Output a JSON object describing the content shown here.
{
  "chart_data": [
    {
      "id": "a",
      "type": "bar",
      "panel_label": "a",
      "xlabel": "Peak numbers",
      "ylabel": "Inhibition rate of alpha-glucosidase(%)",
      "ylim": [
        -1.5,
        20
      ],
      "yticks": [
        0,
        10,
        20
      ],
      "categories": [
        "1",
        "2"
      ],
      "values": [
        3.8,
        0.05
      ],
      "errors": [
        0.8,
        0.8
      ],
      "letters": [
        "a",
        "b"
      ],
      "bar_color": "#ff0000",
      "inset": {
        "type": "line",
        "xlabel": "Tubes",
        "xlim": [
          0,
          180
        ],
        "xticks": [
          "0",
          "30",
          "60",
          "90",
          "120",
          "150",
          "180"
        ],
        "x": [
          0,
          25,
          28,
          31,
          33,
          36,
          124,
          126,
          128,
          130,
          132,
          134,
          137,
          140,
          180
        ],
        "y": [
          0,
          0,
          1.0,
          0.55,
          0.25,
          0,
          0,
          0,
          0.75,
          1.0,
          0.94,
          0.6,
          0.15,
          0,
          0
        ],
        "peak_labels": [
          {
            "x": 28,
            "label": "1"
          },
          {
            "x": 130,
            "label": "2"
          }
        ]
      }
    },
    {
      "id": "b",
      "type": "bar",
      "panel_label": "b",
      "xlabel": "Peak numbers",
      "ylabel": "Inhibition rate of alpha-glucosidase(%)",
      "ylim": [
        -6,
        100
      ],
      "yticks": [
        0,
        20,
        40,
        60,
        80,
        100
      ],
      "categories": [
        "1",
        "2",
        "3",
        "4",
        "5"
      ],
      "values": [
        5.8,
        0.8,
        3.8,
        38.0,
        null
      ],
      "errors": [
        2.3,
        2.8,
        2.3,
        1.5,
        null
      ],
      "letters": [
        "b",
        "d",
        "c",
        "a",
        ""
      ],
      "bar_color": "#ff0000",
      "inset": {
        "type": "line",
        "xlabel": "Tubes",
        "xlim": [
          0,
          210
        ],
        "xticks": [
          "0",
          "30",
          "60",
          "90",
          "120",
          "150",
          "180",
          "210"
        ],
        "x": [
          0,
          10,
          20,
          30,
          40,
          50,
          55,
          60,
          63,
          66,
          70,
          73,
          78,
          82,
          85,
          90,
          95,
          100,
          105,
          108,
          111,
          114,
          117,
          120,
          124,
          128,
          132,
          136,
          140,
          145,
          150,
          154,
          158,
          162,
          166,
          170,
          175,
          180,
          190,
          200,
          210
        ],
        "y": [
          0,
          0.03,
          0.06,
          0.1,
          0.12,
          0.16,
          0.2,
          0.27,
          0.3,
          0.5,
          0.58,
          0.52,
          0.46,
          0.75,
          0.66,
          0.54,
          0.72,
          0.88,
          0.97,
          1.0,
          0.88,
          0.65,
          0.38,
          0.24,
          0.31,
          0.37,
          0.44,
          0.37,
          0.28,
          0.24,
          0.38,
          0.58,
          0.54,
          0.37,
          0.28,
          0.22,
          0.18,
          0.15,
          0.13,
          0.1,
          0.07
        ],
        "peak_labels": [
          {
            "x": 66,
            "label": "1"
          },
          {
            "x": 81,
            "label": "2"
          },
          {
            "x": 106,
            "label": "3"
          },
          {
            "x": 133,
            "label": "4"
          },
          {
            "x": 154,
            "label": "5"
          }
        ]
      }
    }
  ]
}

#### Do this
Can you reproduce all the material exactly?

#### Written reply
Output a JSON object describing the content shown here.
{
  "chart_data": [
    {
      "id": "a",
      "type": "bar",
      "panel_label": "a",
      "xlabel": "Peak numbers",
      "ylabel": "Inhibition rate of alpha-glucosidase(%)",
      "ylim": [
        -1.5,
        20
      ],
      "yticks": [
        0,
        10,
        20
      ],
      "categories": [
        "1",
        "2"
      ],
      "values": [
        3.8,
        0.05
      ],
      "errors": [
        0.8,
        0.8
      ],
      "letters": [
        "a",
        "b"
      ],
      "bar_color": "#ff0000",
      "inset": {
        "type": "line",
        "xlabel": "Tubes",
        "xlim": [
          0,
          180
        ],
        "xticks": [
          "0",
          "30",
          "60",
          "90",
          "120",
          "150",
          "180"
        ],
        "x": [
          0,
          25,
          28,
          31,
          33,
          36,
          124,
          126,
          128,
          130,
          132,
          134,
          137,
          140,
          180
        ],
        "y": [
          0,
          0,
          1.0,
          0.55,
          0.25,
          0,
          0,
          0,
          0.75,
          1.0,
          0.94,
          0.6,
          0.15,
          0,
          0
        ],
        "peak_labels": [
          {
            "x": 28,
            "label": "1"
          },
          {
            "x": 130,
            "label": "2"
          }
        ]
      }
    },
    {
      "id": "b",
      "type": "bar",
      "panel_label": "b",
      "xlabel": "Peak numbers",
      "ylabel": "Inhibition rate of alpha-glucosidase(%)",
      "ylim": [
        -6,
        100
      ],
      "yticks": [
        0,
        20,
        40,
        60,
        80,
        100
      ],
      "categories": [
        "1",
        "2",
        "3",
        "4",
        "5"
      ],
      "values": [
        5.8,
        0.8,
        3.8,
        38.0,
        null
      ],
      "errors": [
        2.3,
        2.8,
        2.3,
        1.5,
        null
      ],
      "letters": [
        "b",
        "d",
        "c",
        "a",
        ""
      ],
      "bar_color": "#ff0000",
      "inset": {
        "type": "line",
        "xlabel": "Tubes",
        "xlim": [
          0,
          210
        ],
        "xticks": [
          "0",
          "30",
          "60",
          "90",
          "120",
          "150",
          "180",
          "210"
        ],
        "x": [
          0,
          10,
          20,
          30,
          40,
          50,
          55,
          60,
          63,
          66,
          70,
          73,
          78,
          82,
          85,
          90,
          95,
          100,
          105,
          108,
          111,
          114,
          117,
          120,
          124,
          128,
          132,
          136,
          140,
          145,
          150,
          154,
          158,
          162,
          166,
          170,
          175,
          180,
          190,
          200,
          210
        ],
        "y": [
          0,
          0.03,
          0.06,
          0.1,
          0.12,
          0.16,
          0.2,
          0.27,
          0.3,
          0.5,
          0.58,
          0.52,
          0.46,
          0.75,
          0.66,
          0.54,
          0.72,
          0.88,
          0.97,
          1.0,
          0.88,
          0.65,
          0.38,
          0.24,
          0.31,
          0.37,
          0.44,
          0.37,
          0.28,
          0.24,
          0.38,
          0.58,
          0.54,
          0.37,
          0.28,
          0.22,
          0.18,
          0.15,
          0.13,
          0.1,
          0.07
        ],
        "peak_labels": [
          {
            "x": 66,
            "label": "1"
          },
          {
            "x": 81,
            "label": "2"
          },
          {
            "x": 106,
            "label": "3"
          },
          {
            "x": 133,
            "label": "4"
          },
          {
            "x": 154,
            "label": "5"
          }
        ]
      }
    }
  ]
}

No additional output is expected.